> WORKING DATA:
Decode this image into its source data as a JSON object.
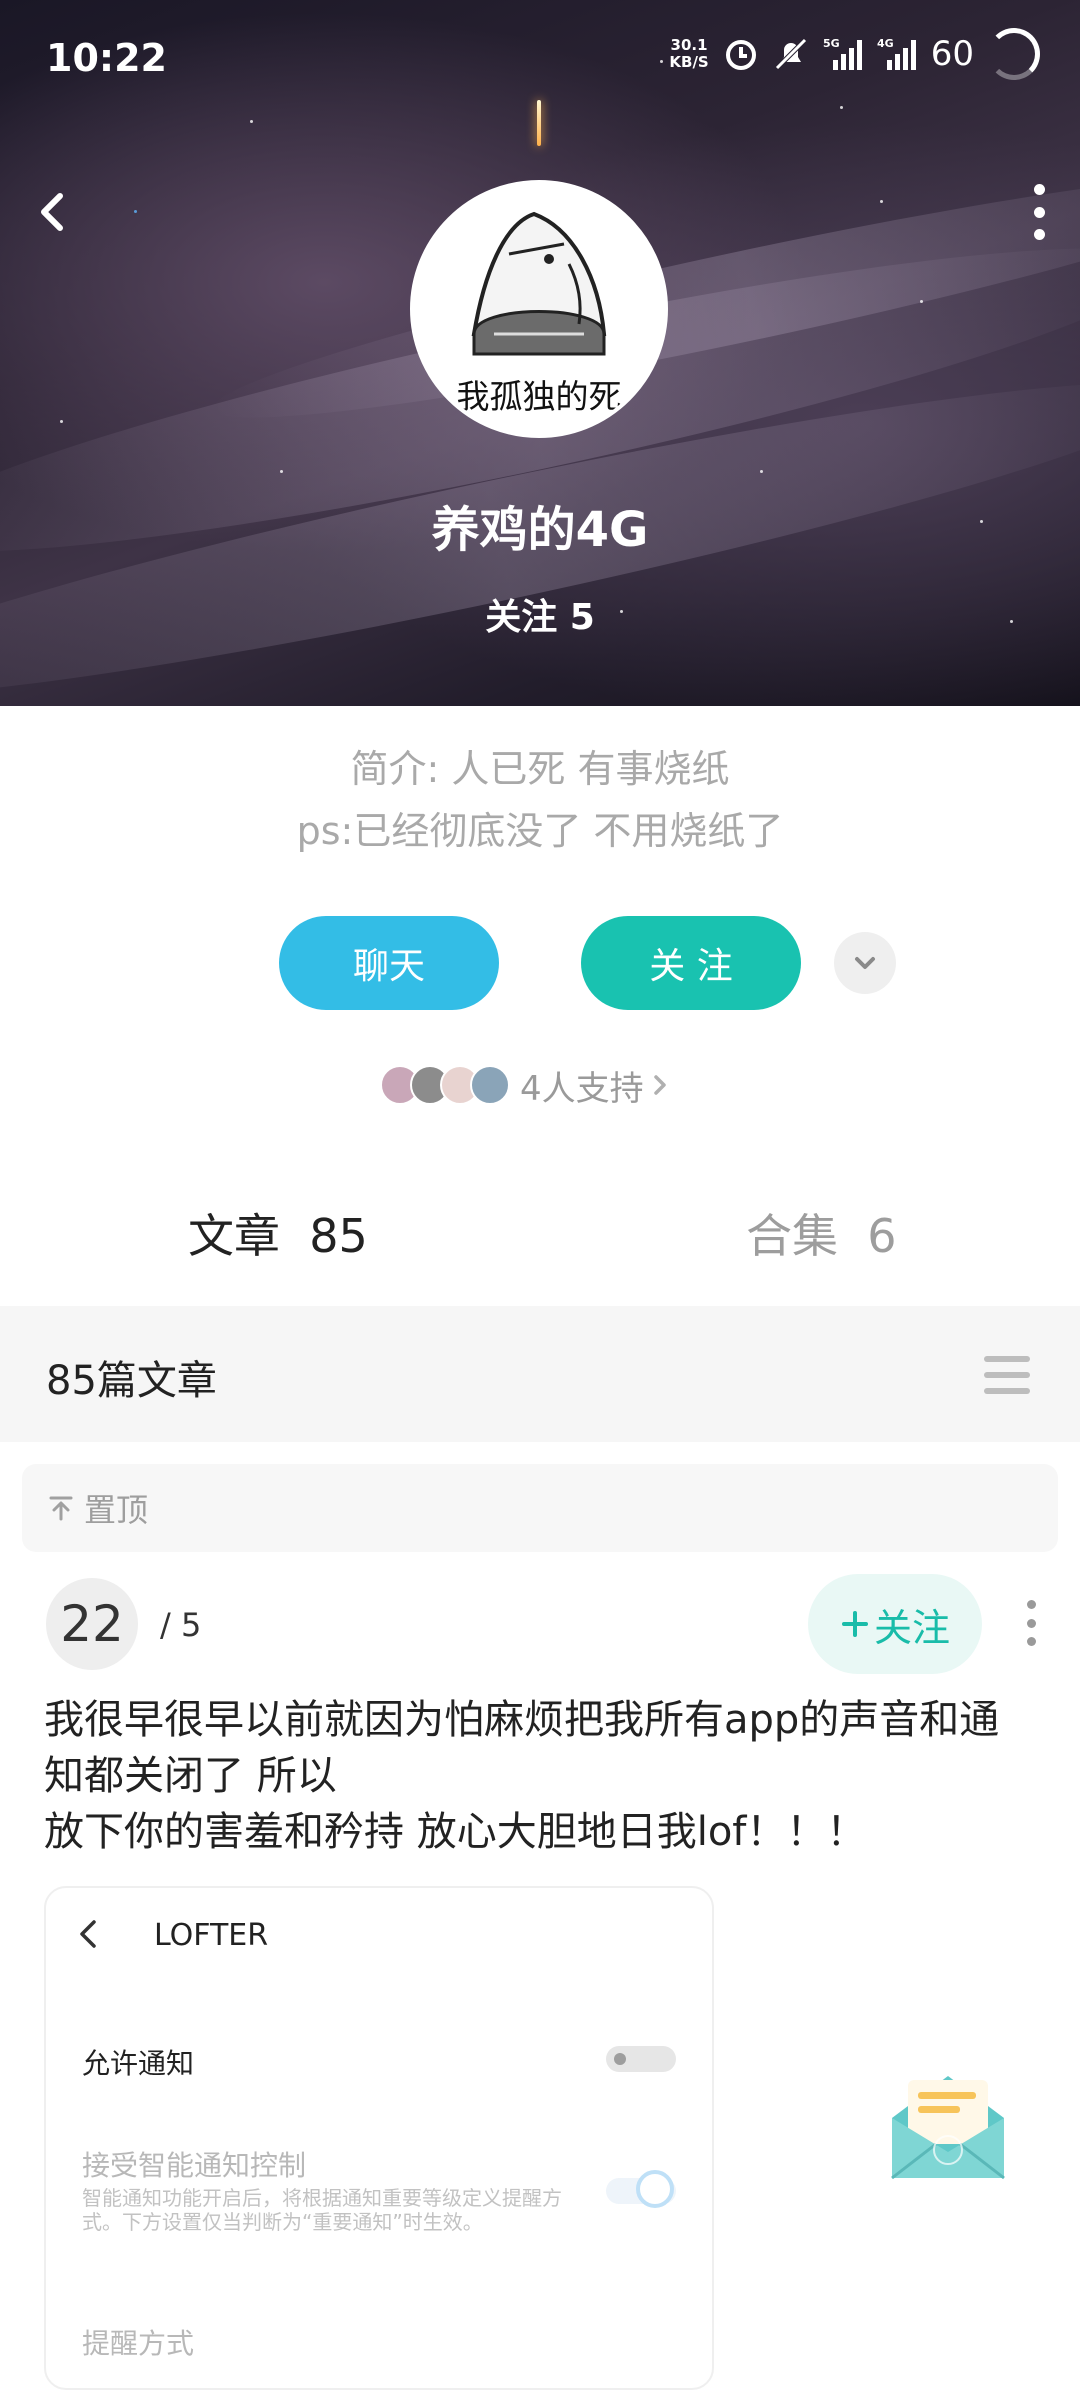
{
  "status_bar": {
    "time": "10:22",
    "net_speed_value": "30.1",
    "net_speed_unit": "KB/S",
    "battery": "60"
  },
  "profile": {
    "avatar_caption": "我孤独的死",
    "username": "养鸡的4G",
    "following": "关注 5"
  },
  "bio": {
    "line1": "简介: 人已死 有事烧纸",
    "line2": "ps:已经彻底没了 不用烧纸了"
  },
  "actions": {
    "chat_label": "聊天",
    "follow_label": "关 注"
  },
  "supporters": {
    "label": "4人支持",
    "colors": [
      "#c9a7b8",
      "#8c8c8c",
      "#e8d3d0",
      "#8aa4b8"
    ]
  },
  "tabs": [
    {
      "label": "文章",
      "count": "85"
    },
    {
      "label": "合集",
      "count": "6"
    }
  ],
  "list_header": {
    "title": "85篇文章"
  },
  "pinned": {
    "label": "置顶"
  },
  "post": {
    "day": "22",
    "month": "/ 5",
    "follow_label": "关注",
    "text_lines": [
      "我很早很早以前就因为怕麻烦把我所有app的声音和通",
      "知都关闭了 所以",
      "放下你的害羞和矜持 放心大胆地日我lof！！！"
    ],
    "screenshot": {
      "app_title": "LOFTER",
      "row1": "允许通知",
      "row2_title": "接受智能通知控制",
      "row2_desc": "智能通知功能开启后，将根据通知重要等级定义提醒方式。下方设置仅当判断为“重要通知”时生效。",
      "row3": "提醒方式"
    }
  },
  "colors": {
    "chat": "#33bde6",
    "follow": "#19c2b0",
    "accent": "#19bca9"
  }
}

--

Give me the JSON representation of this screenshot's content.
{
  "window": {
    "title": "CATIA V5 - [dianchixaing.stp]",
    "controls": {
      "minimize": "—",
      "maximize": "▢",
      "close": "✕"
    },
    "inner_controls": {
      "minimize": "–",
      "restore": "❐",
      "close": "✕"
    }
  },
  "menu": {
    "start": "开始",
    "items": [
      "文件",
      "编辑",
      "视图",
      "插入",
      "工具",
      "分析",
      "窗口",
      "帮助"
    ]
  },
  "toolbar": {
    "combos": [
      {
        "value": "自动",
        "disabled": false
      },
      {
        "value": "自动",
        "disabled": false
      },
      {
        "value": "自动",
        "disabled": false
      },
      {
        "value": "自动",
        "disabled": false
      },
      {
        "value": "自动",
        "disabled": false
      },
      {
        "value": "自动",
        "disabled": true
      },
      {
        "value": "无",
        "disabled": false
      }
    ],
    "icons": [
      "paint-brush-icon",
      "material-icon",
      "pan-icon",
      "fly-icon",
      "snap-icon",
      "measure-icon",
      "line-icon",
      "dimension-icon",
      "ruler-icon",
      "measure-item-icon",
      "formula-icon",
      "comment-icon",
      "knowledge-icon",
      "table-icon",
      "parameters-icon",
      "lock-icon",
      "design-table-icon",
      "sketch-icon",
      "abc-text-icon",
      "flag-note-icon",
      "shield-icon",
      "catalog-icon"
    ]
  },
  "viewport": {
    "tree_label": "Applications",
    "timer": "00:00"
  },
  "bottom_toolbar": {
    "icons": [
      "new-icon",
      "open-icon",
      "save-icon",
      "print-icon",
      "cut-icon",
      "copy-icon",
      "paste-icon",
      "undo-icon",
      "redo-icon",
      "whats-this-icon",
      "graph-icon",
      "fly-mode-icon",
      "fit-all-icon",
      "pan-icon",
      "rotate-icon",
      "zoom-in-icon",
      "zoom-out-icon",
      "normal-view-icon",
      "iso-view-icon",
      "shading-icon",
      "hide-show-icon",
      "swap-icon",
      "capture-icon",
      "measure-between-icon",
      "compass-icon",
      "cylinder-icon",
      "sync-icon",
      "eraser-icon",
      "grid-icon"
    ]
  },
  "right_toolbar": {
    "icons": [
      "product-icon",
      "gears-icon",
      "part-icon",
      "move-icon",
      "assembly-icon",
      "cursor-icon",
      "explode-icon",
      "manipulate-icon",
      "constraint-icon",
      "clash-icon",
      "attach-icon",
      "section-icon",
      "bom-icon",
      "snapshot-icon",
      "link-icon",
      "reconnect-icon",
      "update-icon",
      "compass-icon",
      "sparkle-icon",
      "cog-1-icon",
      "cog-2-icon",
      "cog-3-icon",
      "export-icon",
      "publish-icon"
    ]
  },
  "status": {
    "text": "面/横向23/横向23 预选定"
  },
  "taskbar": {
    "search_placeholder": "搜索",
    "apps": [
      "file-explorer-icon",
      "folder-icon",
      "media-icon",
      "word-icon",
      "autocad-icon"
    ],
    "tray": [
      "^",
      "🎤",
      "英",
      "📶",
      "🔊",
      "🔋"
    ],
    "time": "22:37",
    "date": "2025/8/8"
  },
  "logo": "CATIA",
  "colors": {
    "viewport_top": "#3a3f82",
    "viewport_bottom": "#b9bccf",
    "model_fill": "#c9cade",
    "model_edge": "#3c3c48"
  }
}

> AIM OF THE TASK: Pull out every line in the material above where "measure" occurs.

> THE SOLUTION:
      "measure-icon",
      "measure-item-icon",
      "measure-between-icon",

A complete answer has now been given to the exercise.